* [Data extract]:
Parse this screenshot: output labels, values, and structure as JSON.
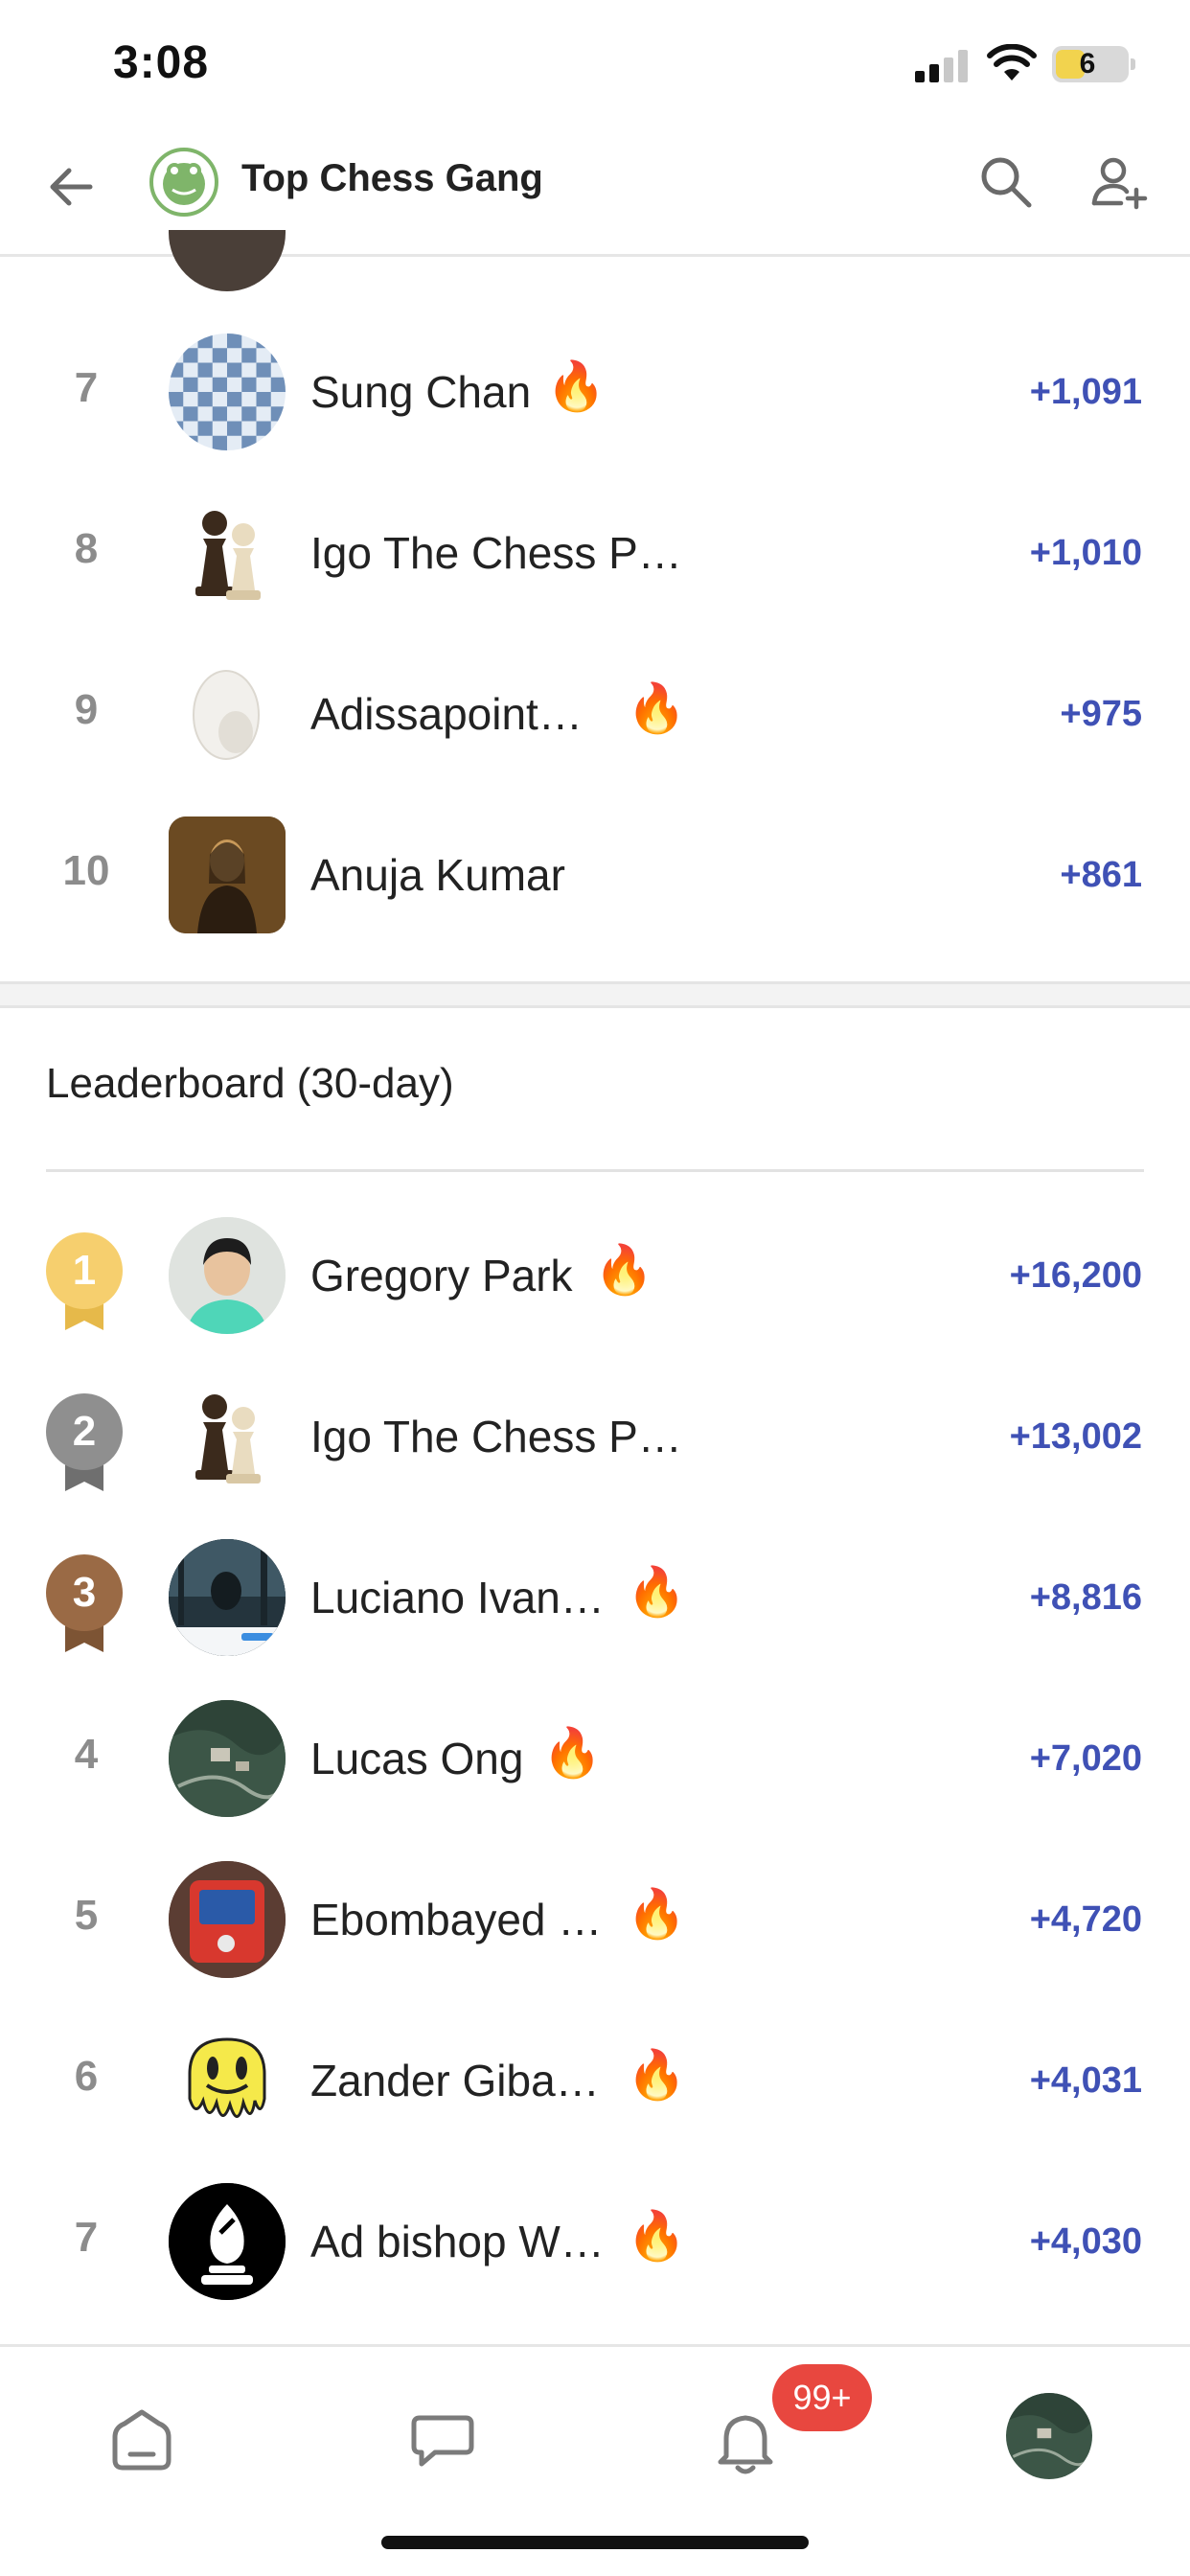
{
  "status_bar": {
    "time": "3:08",
    "battery": "6"
  },
  "header": {
    "title": "Top Chess Gang"
  },
  "weekly_rows": [
    {
      "rank": "7",
      "name": "Sung Chan",
      "score": "+1,091",
      "streak": true
    },
    {
      "rank": "8",
      "name": "Igo The Chess P…",
      "score": "+1,010",
      "streak": false
    },
    {
      "rank": "9",
      "name": "Adissapoint…",
      "score": "+975",
      "streak": true
    },
    {
      "rank": "10",
      "name": "Anuja Kumar",
      "score": "+861",
      "streak": false
    }
  ],
  "leaderboard": {
    "title": "Leaderboard (30-day)",
    "rows": [
      {
        "rank": "1",
        "name": "Gregory Park",
        "score": "+16,200",
        "streak": true
      },
      {
        "rank": "2",
        "name": "Igo The Chess P…",
        "score": "+13,002",
        "streak": false
      },
      {
        "rank": "3",
        "name": "Luciano Ivan…",
        "score": "+8,816",
        "streak": true
      },
      {
        "rank": "4",
        "name": "Lucas Ong",
        "score": "+7,020",
        "streak": true
      },
      {
        "rank": "5",
        "name": "Ebombayed …",
        "score": "+4,720",
        "streak": true
      },
      {
        "rank": "6",
        "name": "Zander Giba…",
        "score": "+4,031",
        "streak": true
      },
      {
        "rank": "7",
        "name": "Ad bishop W…",
        "score": "+4,030",
        "streak": true
      }
    ]
  },
  "bottom_nav": {
    "notifications_badge": "99+"
  },
  "icons": {
    "back": "arrow-left-icon",
    "search": "search-icon",
    "add_user": "add-user-icon",
    "home": "home-icon",
    "chat": "chat-icon",
    "notifications": "bell-icon",
    "streak": "fire-icon"
  },
  "colors": {
    "score": "#3f51b5",
    "gold": "#f6cf6e",
    "silver": "#8f8f8f",
    "bronze": "#9a6a45",
    "badge": "#e8473f"
  }
}
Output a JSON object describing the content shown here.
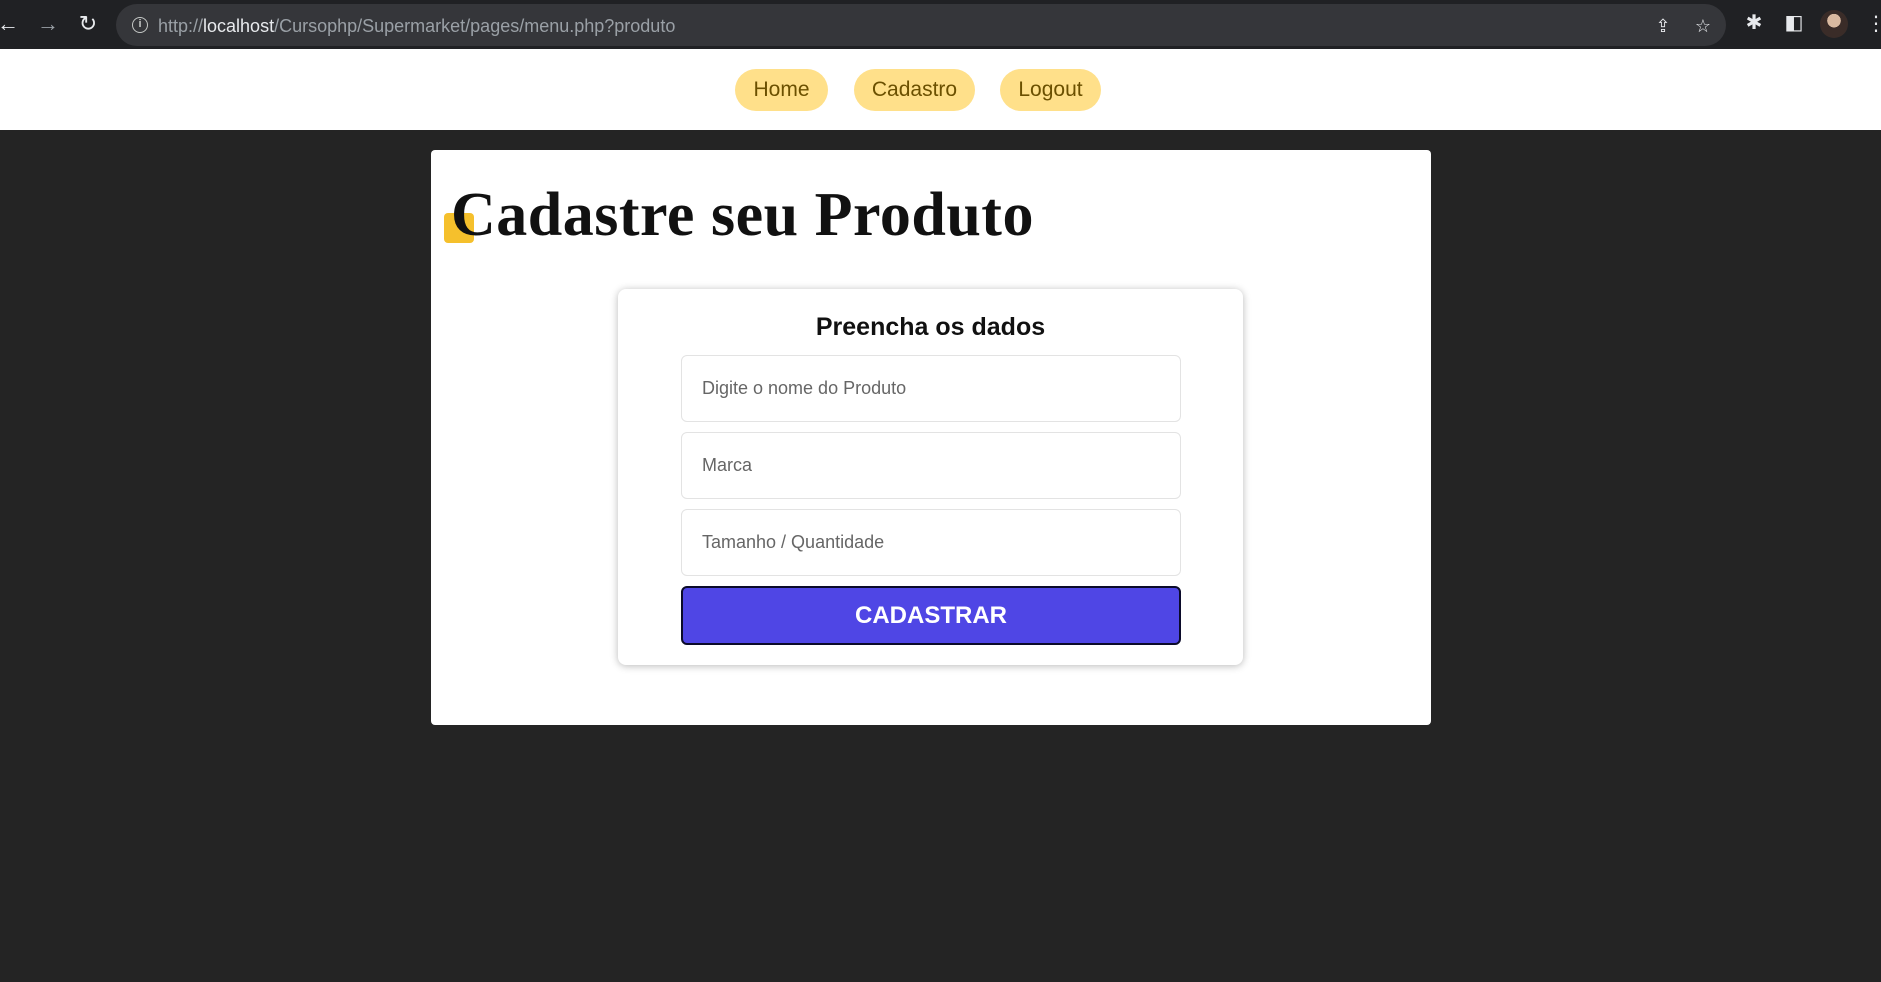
{
  "browser": {
    "url_prefix": "http://",
    "url_host": "localhost",
    "url_path": "/Cursophp/Supermarket/pages/menu.php?produto"
  },
  "nav": {
    "items": [
      {
        "label": "Home"
      },
      {
        "label": "Cadastro"
      },
      {
        "label": "Logout"
      }
    ]
  },
  "page": {
    "title": "Cadastre seu Produto"
  },
  "form": {
    "heading": "Preencha os dados",
    "fields": [
      {
        "placeholder": "Digite o nome do Produto",
        "value": ""
      },
      {
        "placeholder": "Marca",
        "value": ""
      },
      {
        "placeholder": "Tamanho / Quantidade",
        "value": ""
      }
    ],
    "submit_label": "CADASTRAR"
  },
  "colors": {
    "pill_bg": "#ffe08a",
    "accent": "#4f46e5",
    "title_mark": "#f5c02c",
    "background": "#242424"
  }
}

* [What is needed]: In your copy, leave out the pictures and reproduce the material above exactly.

* [Expected output]:
Parse this screenshot: output labels, values, and structure as JSON.
{
  "status_bar": {
    "time": "3:08",
    "battery": "6"
  },
  "header": {
    "title": "Top Chess Gang"
  },
  "weekly_rows": [
    {
      "rank": "7",
      "name": "Sung Chan",
      "score": "+1,091",
      "streak": true
    },
    {
      "rank": "8",
      "name": "Igo The Chess P…",
      "score": "+1,010",
      "streak": false
    },
    {
      "rank": "9",
      "name": "Adissapoint…",
      "score": "+975",
      "streak": true
    },
    {
      "rank": "10",
      "name": "Anuja Kumar",
      "score": "+861",
      "streak": false
    }
  ],
  "leaderboard": {
    "title": "Leaderboard (30-day)",
    "rows": [
      {
        "rank": "1",
        "name": "Gregory Park",
        "score": "+16,200",
        "streak": true
      },
      {
        "rank": "2",
        "name": "Igo The Chess P…",
        "score": "+13,002",
        "streak": false
      },
      {
        "rank": "3",
        "name": "Luciano Ivan…",
        "score": "+8,816",
        "streak": true
      },
      {
        "rank": "4",
        "name": "Lucas Ong",
        "score": "+7,020",
        "streak": true
      },
      {
        "rank": "5",
        "name": "Ebombayed …",
        "score": "+4,720",
        "streak": true
      },
      {
        "rank": "6",
        "name": "Zander Giba…",
        "score": "+4,031",
        "streak": true
      },
      {
        "rank": "7",
        "name": "Ad bishop W…",
        "score": "+4,030",
        "streak": true
      }
    ]
  },
  "bottom_nav": {
    "notifications_badge": "99+"
  },
  "icons": {
    "back": "arrow-left-icon",
    "search": "search-icon",
    "add_user": "add-user-icon",
    "home": "home-icon",
    "chat": "chat-icon",
    "notifications": "bell-icon",
    "streak": "fire-icon"
  },
  "colors": {
    "score": "#3f51b5",
    "gold": "#f6cf6e",
    "silver": "#8f8f8f",
    "bronze": "#9a6a45",
    "badge": "#e8473f"
  }
}
Output a JSON object describing the content shown here.
{
  "browser": {
    "url_prefix": "http://",
    "url_host": "localhost",
    "url_path": "/Cursophp/Supermarket/pages/menu.php?produto"
  },
  "nav": {
    "items": [
      {
        "label": "Home"
      },
      {
        "label": "Cadastro"
      },
      {
        "label": "Logout"
      }
    ]
  },
  "page": {
    "title": "Cadastre seu Produto"
  },
  "form": {
    "heading": "Preencha os dados",
    "fields": [
      {
        "placeholder": "Digite o nome do Produto",
        "value": ""
      },
      {
        "placeholder": "Marca",
        "value": ""
      },
      {
        "placeholder": "Tamanho / Quantidade",
        "value": ""
      }
    ],
    "submit_label": "CADASTRAR"
  },
  "colors": {
    "pill_bg": "#ffe08a",
    "accent": "#4f46e5",
    "title_mark": "#f5c02c",
    "background": "#242424"
  }
}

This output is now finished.